-- BEGIN --

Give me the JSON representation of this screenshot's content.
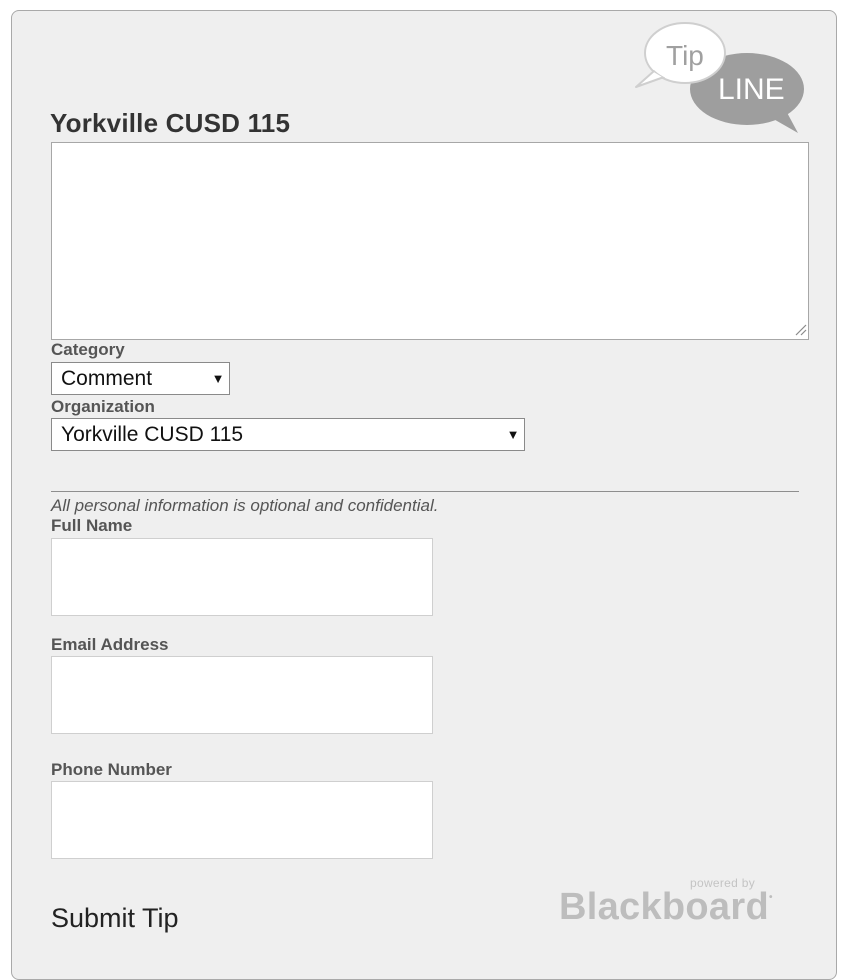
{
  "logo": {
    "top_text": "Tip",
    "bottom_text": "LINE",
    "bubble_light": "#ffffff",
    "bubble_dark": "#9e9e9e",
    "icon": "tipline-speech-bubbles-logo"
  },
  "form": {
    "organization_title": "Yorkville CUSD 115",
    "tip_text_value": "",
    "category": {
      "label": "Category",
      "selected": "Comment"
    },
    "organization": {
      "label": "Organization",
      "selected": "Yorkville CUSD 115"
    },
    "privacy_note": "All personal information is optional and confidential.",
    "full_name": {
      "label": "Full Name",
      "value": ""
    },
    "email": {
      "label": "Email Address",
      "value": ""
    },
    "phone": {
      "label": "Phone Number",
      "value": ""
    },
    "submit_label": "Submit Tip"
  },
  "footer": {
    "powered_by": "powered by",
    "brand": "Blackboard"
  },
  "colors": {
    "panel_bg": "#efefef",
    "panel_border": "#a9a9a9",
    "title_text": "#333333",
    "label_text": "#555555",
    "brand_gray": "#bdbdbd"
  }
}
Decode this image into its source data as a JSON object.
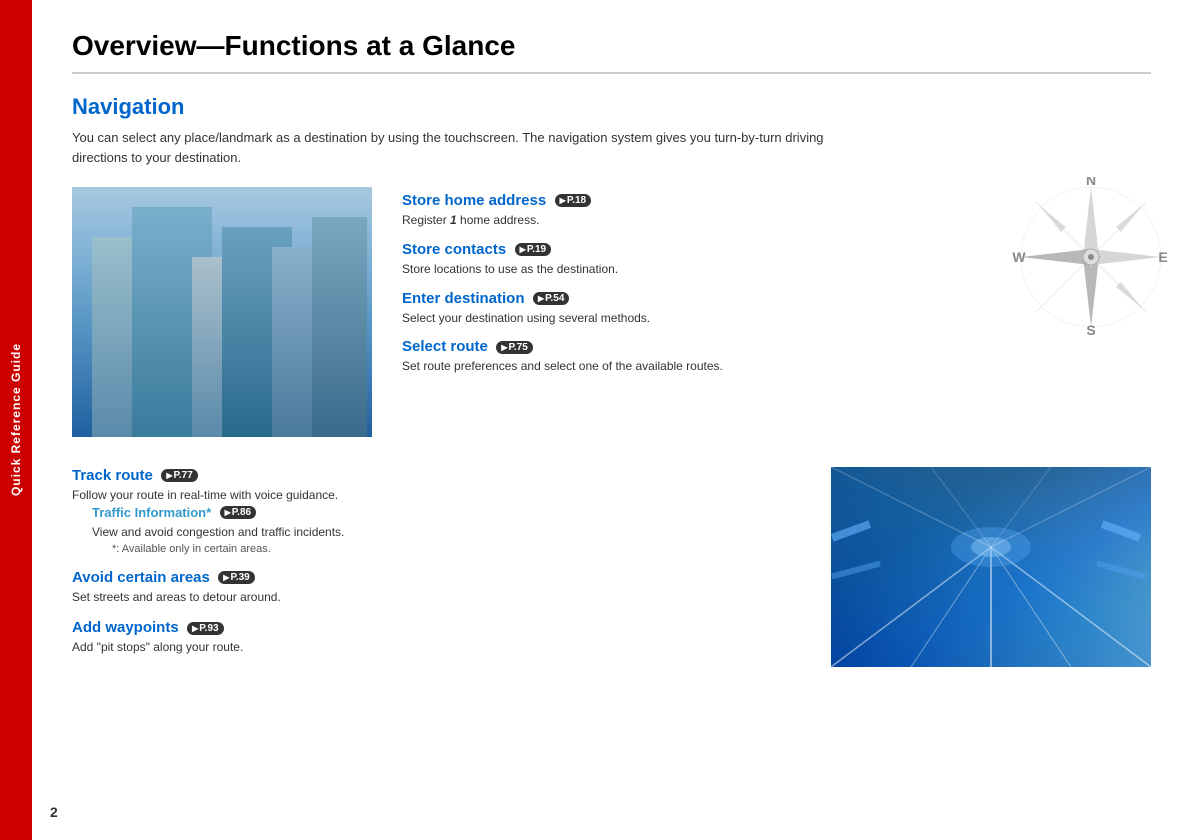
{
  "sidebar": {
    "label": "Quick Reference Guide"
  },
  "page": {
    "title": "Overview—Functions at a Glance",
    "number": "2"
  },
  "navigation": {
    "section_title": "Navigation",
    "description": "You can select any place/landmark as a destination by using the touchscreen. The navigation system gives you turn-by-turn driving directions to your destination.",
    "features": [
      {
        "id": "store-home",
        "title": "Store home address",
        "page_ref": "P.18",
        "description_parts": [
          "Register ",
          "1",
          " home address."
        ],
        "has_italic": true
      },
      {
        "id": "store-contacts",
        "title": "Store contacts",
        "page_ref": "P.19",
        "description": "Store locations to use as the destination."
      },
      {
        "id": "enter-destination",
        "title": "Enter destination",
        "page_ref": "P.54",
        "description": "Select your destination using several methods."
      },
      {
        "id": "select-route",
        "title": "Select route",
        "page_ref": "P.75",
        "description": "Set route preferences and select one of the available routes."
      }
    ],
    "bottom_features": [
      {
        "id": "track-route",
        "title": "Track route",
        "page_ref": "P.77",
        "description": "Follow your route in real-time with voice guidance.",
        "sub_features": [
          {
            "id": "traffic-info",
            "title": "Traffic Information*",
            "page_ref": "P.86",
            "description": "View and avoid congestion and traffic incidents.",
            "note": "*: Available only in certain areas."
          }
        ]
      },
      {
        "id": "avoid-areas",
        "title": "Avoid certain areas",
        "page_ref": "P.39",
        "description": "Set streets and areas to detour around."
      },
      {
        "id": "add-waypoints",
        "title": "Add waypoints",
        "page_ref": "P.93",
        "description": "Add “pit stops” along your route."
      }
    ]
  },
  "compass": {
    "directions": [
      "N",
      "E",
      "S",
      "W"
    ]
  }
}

-- END --

STATED EXERCISE:
Each line above is to be copied verbatim. Drop any image from the copy.

RESULT OF THE TASK:
Give me the JSON representation of this screenshot's content.
{
  "logo": {
    "top_text": "Tip",
    "bottom_text": "LINE",
    "bubble_light": "#ffffff",
    "bubble_dark": "#9e9e9e",
    "icon": "tipline-speech-bubbles-logo"
  },
  "form": {
    "organization_title": "Yorkville CUSD 115",
    "tip_text_value": "",
    "category": {
      "label": "Category",
      "selected": "Comment"
    },
    "organization": {
      "label": "Organization",
      "selected": "Yorkville CUSD 115"
    },
    "privacy_note": "All personal information is optional and confidential.",
    "full_name": {
      "label": "Full Name",
      "value": ""
    },
    "email": {
      "label": "Email Address",
      "value": ""
    },
    "phone": {
      "label": "Phone Number",
      "value": ""
    },
    "submit_label": "Submit Tip"
  },
  "footer": {
    "powered_by": "powered by",
    "brand": "Blackboard"
  },
  "colors": {
    "panel_bg": "#efefef",
    "panel_border": "#a9a9a9",
    "title_text": "#333333",
    "label_text": "#555555",
    "brand_gray": "#bdbdbd"
  }
}
Decode this image into its source data as a JSON object.
{
  "sidebar": {
    "label": "Quick Reference Guide"
  },
  "page": {
    "title": "Overview—Functions at a Glance",
    "number": "2"
  },
  "navigation": {
    "section_title": "Navigation",
    "description": "You can select any place/landmark as a destination by using the touchscreen. The navigation system gives you turn-by-turn driving directions to your destination.",
    "features": [
      {
        "id": "store-home",
        "title": "Store home address",
        "page_ref": "P.18",
        "description_parts": [
          "Register ",
          "1",
          " home address."
        ],
        "has_italic": true
      },
      {
        "id": "store-contacts",
        "title": "Store contacts",
        "page_ref": "P.19",
        "description": "Store locations to use as the destination."
      },
      {
        "id": "enter-destination",
        "title": "Enter destination",
        "page_ref": "P.54",
        "description": "Select your destination using several methods."
      },
      {
        "id": "select-route",
        "title": "Select route",
        "page_ref": "P.75",
        "description": "Set route preferences and select one of the available routes."
      }
    ],
    "bottom_features": [
      {
        "id": "track-route",
        "title": "Track route",
        "page_ref": "P.77",
        "description": "Follow your route in real-time with voice guidance.",
        "sub_features": [
          {
            "id": "traffic-info",
            "title": "Traffic Information*",
            "page_ref": "P.86",
            "description": "View and avoid congestion and traffic incidents.",
            "note": "*: Available only in certain areas."
          }
        ]
      },
      {
        "id": "avoid-areas",
        "title": "Avoid certain areas",
        "page_ref": "P.39",
        "description": "Set streets and areas to detour around."
      },
      {
        "id": "add-waypoints",
        "title": "Add waypoints",
        "page_ref": "P.93",
        "description": "Add “pit stops” along your route."
      }
    ]
  },
  "compass": {
    "directions": [
      "N",
      "E",
      "S",
      "W"
    ]
  }
}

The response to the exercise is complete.